Request » Write out each line exactly as given. Leave the pictures out of your copy.
======== Data excerpts ========
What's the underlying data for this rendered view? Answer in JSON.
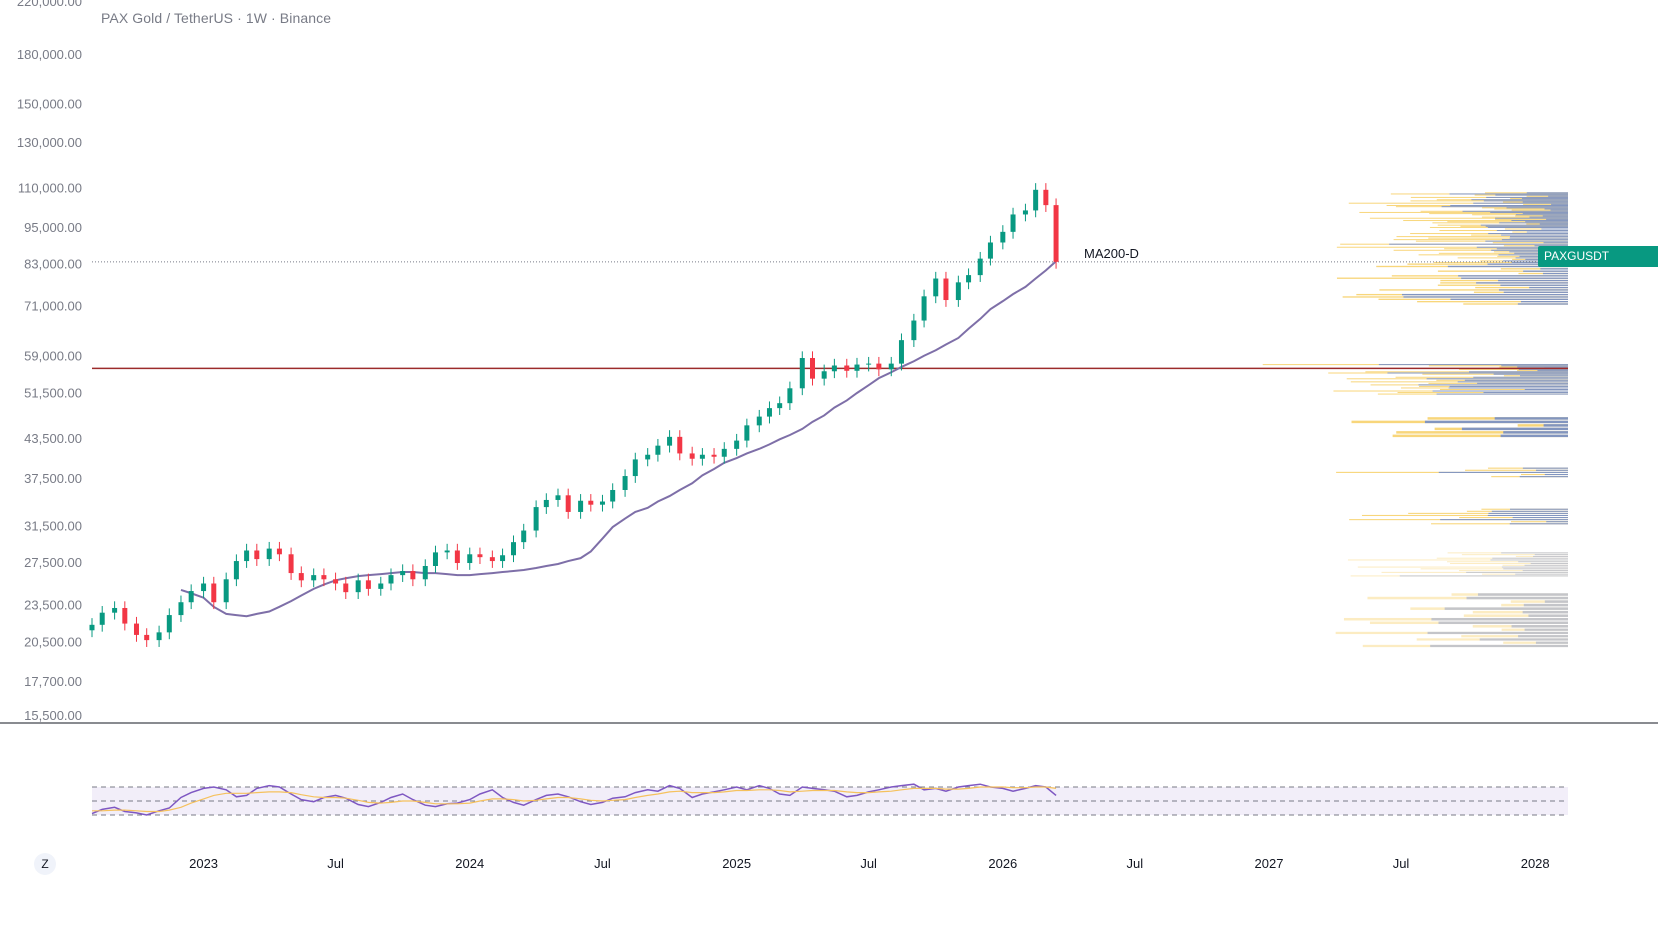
{
  "chart": {
    "title": "PAX Gold / TetherUS · 1W · Binance",
    "z_label": "Z",
    "ma_label": "MA200-D",
    "price_tag": "PAXGUSDT",
    "colors": {
      "up": "#089981",
      "down": "#f23645",
      "ma": "#7e6fa8",
      "rsi": "#7e57c2",
      "rsi_ma": "#f5c15d",
      "hline": "#9c2b2b",
      "vp_up": "#f5c84f",
      "vp_down": "#5b7fd6"
    }
  },
  "chart_data": [
    {
      "type": "candlestick",
      "ylim": [
        15500,
        220000
      ],
      "yscale": "log",
      "yticks": [
        "220,000.00",
        "180,000.00",
        "150,000.00",
        "130,000.00",
        "110,000.00",
        "95,000.00",
        "83,000.00",
        "71,000.00",
        "59,000.00",
        "51,500.00",
        "43,500.00",
        "37,500.00",
        "31,500.00",
        "27,500.00",
        "23,500.00",
        "20,500.00",
        "17,700.00",
        "15,500.00"
      ],
      "xticks": [
        "2023",
        "Jul",
        "2024",
        "Jul",
        "2025",
        "Jul",
        "2026",
        "Jul",
        "2027",
        "Jul",
        "2028"
      ],
      "xlim": [
        "2022-08-01",
        "2028-02-15"
      ],
      "last_price": 83500,
      "horizontal_line": 56300,
      "series": [
        {
          "kind": "close",
          "x": [
            "2022-08-01",
            "2022-08-15",
            "2022-09-01",
            "2022-09-15",
            "2022-10-01",
            "2022-10-15",
            "2022-11-01",
            "2022-11-15",
            "2022-12-01",
            "2022-12-15",
            "2023-01-01",
            "2023-01-15",
            "2023-02-01",
            "2023-02-15",
            "2023-03-01",
            "2023-03-15",
            "2023-04-01",
            "2023-04-15",
            "2023-05-01",
            "2023-05-15",
            "2023-06-01",
            "2023-06-15",
            "2023-07-01",
            "2023-07-15",
            "2023-08-01",
            "2023-08-15",
            "2023-09-01",
            "2023-09-15",
            "2023-10-01",
            "2023-10-15",
            "2023-11-01",
            "2023-11-15",
            "2023-12-01",
            "2023-12-15",
            "2024-01-01",
            "2024-01-15",
            "2024-02-01",
            "2024-02-15",
            "2024-03-01",
            "2024-03-15",
            "2024-04-01",
            "2024-04-15",
            "2024-05-01",
            "2024-05-15",
            "2024-06-01",
            "2024-06-15",
            "2024-07-01",
            "2024-07-15",
            "2024-08-01",
            "2024-08-15",
            "2024-09-01",
            "2024-09-15",
            "2024-10-01",
            "2024-10-15",
            "2024-11-01",
            "2024-11-15",
            "2024-12-01",
            "2024-12-15",
            "2025-01-01",
            "2025-01-15",
            "2025-02-01",
            "2025-02-15",
            "2025-03-01",
            "2025-03-15",
            "2025-04-01",
            "2025-04-15",
            "2025-05-01",
            "2025-05-15",
            "2025-06-01",
            "2025-06-15",
            "2025-07-01",
            "2025-07-15",
            "2025-08-01",
            "2025-08-15",
            "2025-09-01",
            "2025-09-15",
            "2025-10-01",
            "2025-10-15",
            "2025-11-01",
            "2025-11-15",
            "2025-12-01",
            "2025-12-15",
            "2026-01-01",
            "2026-01-15",
            "2026-02-01",
            "2026-02-15",
            "2026-03-01",
            "2026-03-15"
          ],
          "values": [
            21800,
            22800,
            23200,
            21900,
            21000,
            20600,
            21200,
            22600,
            23700,
            24700,
            25400,
            23700,
            25800,
            27600,
            28700,
            27800,
            28900,
            28300,
            26400,
            25700,
            26200,
            25800,
            25400,
            24600,
            25700,
            24900,
            25400,
            26200,
            26600,
            25800,
            27100,
            28500,
            28700,
            27400,
            28300,
            28000,
            27600,
            28200,
            29600,
            30900,
            33700,
            34600,
            35200,
            33100,
            34500,
            34000,
            34400,
            35900,
            37800,
            40200,
            40900,
            42300,
            43700,
            41100,
            40300,
            40900,
            40600,
            41800,
            43100,
            45600,
            47100,
            48600,
            49500,
            52300,
            58500,
            54200,
            55700,
            56900,
            55800,
            57100,
            57300,
            56100,
            57300,
            62500,
            67200,
            73500,
            78500,
            72500,
            77400,
            79500,
            84500,
            89700,
            93300,
            99500,
            101000,
            109000,
            103000,
            83500
          ]
        },
        {
          "kind": "ma200d",
          "values": [
            24800,
            24500,
            24100,
            23300,
            22700,
            22600,
            22500,
            22700,
            22900,
            23300,
            23800,
            24300,
            24900,
            25300,
            25700,
            25900,
            26100,
            26200,
            26300,
            26400,
            26500,
            26500,
            26400,
            26400,
            26300,
            26200,
            26200,
            26300,
            26400,
            26500,
            26600,
            26700,
            26900,
            27100,
            27300,
            27600,
            27900,
            28600,
            30000,
            31300,
            32300,
            33100,
            33600,
            34400,
            35100,
            35900,
            36800,
            37900,
            38800,
            39700,
            40400,
            41100,
            41800,
            42500,
            43300,
            44000,
            45000,
            46200,
            47300,
            48700,
            50000,
            51400,
            52900,
            54300,
            55500,
            56600,
            57800,
            59000,
            60200,
            61500,
            63000,
            65200,
            67600,
            70100,
            72200,
            74100,
            76100,
            78500,
            80900,
            83700
          ]
        }
      ]
    },
    {
      "type": "line",
      "title": "RSI",
      "ylim": [
        0,
        100
      ],
      "bands": [
        70,
        50,
        30
      ],
      "series": [
        {
          "name": "",
          "values": [
            32,
            38,
            41,
            35,
            33,
            30,
            36,
            40,
            55,
            62,
            68,
            70,
            66,
            56,
            58,
            68,
            72,
            70,
            60,
            52,
            49,
            55,
            58,
            54,
            45,
            42,
            48,
            55,
            60,
            52,
            44,
            42,
            46,
            47,
            52,
            60,
            66,
            55,
            48,
            44,
            52,
            58,
            60,
            56,
            49,
            45,
            48,
            54,
            56,
            62,
            66,
            64,
            72,
            68,
            55,
            60,
            63,
            66,
            70,
            66,
            72,
            68,
            60,
            58,
            70,
            68,
            66,
            64,
            56,
            58,
            63,
            66,
            70,
            72,
            74,
            66,
            68,
            64,
            70,
            72,
            74,
            70,
            68,
            64,
            68,
            72,
            70,
            58
          ]
        },
        {
          "name": "",
          "values": [
            36,
            36,
            37,
            37,
            36,
            35,
            35,
            37,
            41,
            47,
            53,
            58,
            61,
            61,
            61,
            62,
            63,
            63,
            62,
            59,
            56,
            55,
            55,
            54,
            51,
            48,
            47,
            48,
            50,
            50,
            48,
            46,
            46,
            46,
            47,
            50,
            53,
            53,
            52,
            50,
            51,
            53,
            55,
            55,
            53,
            51,
            50,
            51,
            52,
            55,
            58,
            60,
            63,
            64,
            62,
            62,
            62,
            63,
            65,
            65,
            66,
            66,
            65,
            63,
            64,
            65,
            65,
            65,
            63,
            62,
            62,
            63,
            64,
            66,
            68,
            68,
            68,
            67,
            67,
            68,
            70,
            70,
            70,
            69,
            69,
            70,
            70,
            68
          ]
        }
      ]
    }
  ]
}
========
Result for this task »
What's the underlying data for this rendered view? Answer in JSON.
{
  "chart": {
    "title": "PAX Gold / TetherUS · 1W · Binance",
    "z_label": "Z",
    "ma_label": "MA200-D",
    "price_tag": "PAXGUSDT",
    "colors": {
      "up": "#089981",
      "down": "#f23645",
      "ma": "#7e6fa8",
      "rsi": "#7e57c2",
      "rsi_ma": "#f5c15d",
      "hline": "#9c2b2b",
      "vp_up": "#f5c84f",
      "vp_down": "#5b7fd6"
    }
  },
  "chart_data": [
    {
      "type": "candlestick",
      "ylim": [
        15500,
        220000
      ],
      "yscale": "log",
      "yticks": [
        "220,000.00",
        "180,000.00",
        "150,000.00",
        "130,000.00",
        "110,000.00",
        "95,000.00",
        "83,000.00",
        "71,000.00",
        "59,000.00",
        "51,500.00",
        "43,500.00",
        "37,500.00",
        "31,500.00",
        "27,500.00",
        "23,500.00",
        "20,500.00",
        "17,700.00",
        "15,500.00"
      ],
      "xticks": [
        "2023",
        "Jul",
        "2024",
        "Jul",
        "2025",
        "Jul",
        "2026",
        "Jul",
        "2027",
        "Jul",
        "2028"
      ],
      "xlim": [
        "2022-08-01",
        "2028-02-15"
      ],
      "last_price": 83500,
      "horizontal_line": 56300,
      "series": [
        {
          "kind": "close",
          "x": [
            "2022-08-01",
            "2022-08-15",
            "2022-09-01",
            "2022-09-15",
            "2022-10-01",
            "2022-10-15",
            "2022-11-01",
            "2022-11-15",
            "2022-12-01",
            "2022-12-15",
            "2023-01-01",
            "2023-01-15",
            "2023-02-01",
            "2023-02-15",
            "2023-03-01",
            "2023-03-15",
            "2023-04-01",
            "2023-04-15",
            "2023-05-01",
            "2023-05-15",
            "2023-06-01",
            "2023-06-15",
            "2023-07-01",
            "2023-07-15",
            "2023-08-01",
            "2023-08-15",
            "2023-09-01",
            "2023-09-15",
            "2023-10-01",
            "2023-10-15",
            "2023-11-01",
            "2023-11-15",
            "2023-12-01",
            "2023-12-15",
            "2024-01-01",
            "2024-01-15",
            "2024-02-01",
            "2024-02-15",
            "2024-03-01",
            "2024-03-15",
            "2024-04-01",
            "2024-04-15",
            "2024-05-01",
            "2024-05-15",
            "2024-06-01",
            "2024-06-15",
            "2024-07-01",
            "2024-07-15",
            "2024-08-01",
            "2024-08-15",
            "2024-09-01",
            "2024-09-15",
            "2024-10-01",
            "2024-10-15",
            "2024-11-01",
            "2024-11-15",
            "2024-12-01",
            "2024-12-15",
            "2025-01-01",
            "2025-01-15",
            "2025-02-01",
            "2025-02-15",
            "2025-03-01",
            "2025-03-15",
            "2025-04-01",
            "2025-04-15",
            "2025-05-01",
            "2025-05-15",
            "2025-06-01",
            "2025-06-15",
            "2025-07-01",
            "2025-07-15",
            "2025-08-01",
            "2025-08-15",
            "2025-09-01",
            "2025-09-15",
            "2025-10-01",
            "2025-10-15",
            "2025-11-01",
            "2025-11-15",
            "2025-12-01",
            "2025-12-15",
            "2026-01-01",
            "2026-01-15",
            "2026-02-01",
            "2026-02-15",
            "2026-03-01",
            "2026-03-15"
          ],
          "values": [
            21800,
            22800,
            23200,
            21900,
            21000,
            20600,
            21200,
            22600,
            23700,
            24700,
            25400,
            23700,
            25800,
            27600,
            28700,
            27800,
            28900,
            28300,
            26400,
            25700,
            26200,
            25800,
            25400,
            24600,
            25700,
            24900,
            25400,
            26200,
            26600,
            25800,
            27100,
            28500,
            28700,
            27400,
            28300,
            28000,
            27600,
            28200,
            29600,
            30900,
            33700,
            34600,
            35200,
            33100,
            34500,
            34000,
            34400,
            35900,
            37800,
            40200,
            40900,
            42300,
            43700,
            41100,
            40300,
            40900,
            40600,
            41800,
            43100,
            45600,
            47100,
            48600,
            49500,
            52300,
            58500,
            54200,
            55700,
            56900,
            55800,
            57100,
            57300,
            56100,
            57300,
            62500,
            67200,
            73500,
            78500,
            72500,
            77400,
            79500,
            84500,
            89700,
            93300,
            99500,
            101000,
            109000,
            103000,
            83500
          ]
        },
        {
          "kind": "ma200d",
          "values": [
            24800,
            24500,
            24100,
            23300,
            22700,
            22600,
            22500,
            22700,
            22900,
            23300,
            23800,
            24300,
            24900,
            25300,
            25700,
            25900,
            26100,
            26200,
            26300,
            26400,
            26500,
            26500,
            26400,
            26400,
            26300,
            26200,
            26200,
            26300,
            26400,
            26500,
            26600,
            26700,
            26900,
            27100,
            27300,
            27600,
            27900,
            28600,
            30000,
            31300,
            32300,
            33100,
            33600,
            34400,
            35100,
            35900,
            36800,
            37900,
            38800,
            39700,
            40400,
            41100,
            41800,
            42500,
            43300,
            44000,
            45000,
            46200,
            47300,
            48700,
            50000,
            51400,
            52900,
            54300,
            55500,
            56600,
            57800,
            59000,
            60200,
            61500,
            63000,
            65200,
            67600,
            70100,
            72200,
            74100,
            76100,
            78500,
            80900,
            83700
          ]
        }
      ]
    },
    {
      "type": "line",
      "title": "RSI",
      "ylim": [
        0,
        100
      ],
      "bands": [
        70,
        50,
        30
      ],
      "series": [
        {
          "name": "",
          "values": [
            32,
            38,
            41,
            35,
            33,
            30,
            36,
            40,
            55,
            62,
            68,
            70,
            66,
            56,
            58,
            68,
            72,
            70,
            60,
            52,
            49,
            55,
            58,
            54,
            45,
            42,
            48,
            55,
            60,
            52,
            44,
            42,
            46,
            47,
            52,
            60,
            66,
            55,
            48,
            44,
            52,
            58,
            60,
            56,
            49,
            45,
            48,
            54,
            56,
            62,
            66,
            64,
            72,
            68,
            55,
            60,
            63,
            66,
            70,
            66,
            72,
            68,
            60,
            58,
            70,
            68,
            66,
            64,
            56,
            58,
            63,
            66,
            70,
            72,
            74,
            66,
            68,
            64,
            70,
            72,
            74,
            70,
            68,
            64,
            68,
            72,
            70,
            58
          ]
        },
        {
          "name": "",
          "values": [
            36,
            36,
            37,
            37,
            36,
            35,
            35,
            37,
            41,
            47,
            53,
            58,
            61,
            61,
            61,
            62,
            63,
            63,
            62,
            59,
            56,
            55,
            55,
            54,
            51,
            48,
            47,
            48,
            50,
            50,
            48,
            46,
            46,
            46,
            47,
            50,
            53,
            53,
            52,
            50,
            51,
            53,
            55,
            55,
            53,
            51,
            50,
            51,
            52,
            55,
            58,
            60,
            63,
            64,
            62,
            62,
            62,
            63,
            65,
            65,
            66,
            66,
            65,
            63,
            64,
            65,
            65,
            65,
            63,
            62,
            62,
            63,
            64,
            66,
            68,
            68,
            68,
            67,
            67,
            68,
            70,
            70,
            70,
            69,
            69,
            70,
            70,
            68
          ]
        }
      ]
    }
  ]
}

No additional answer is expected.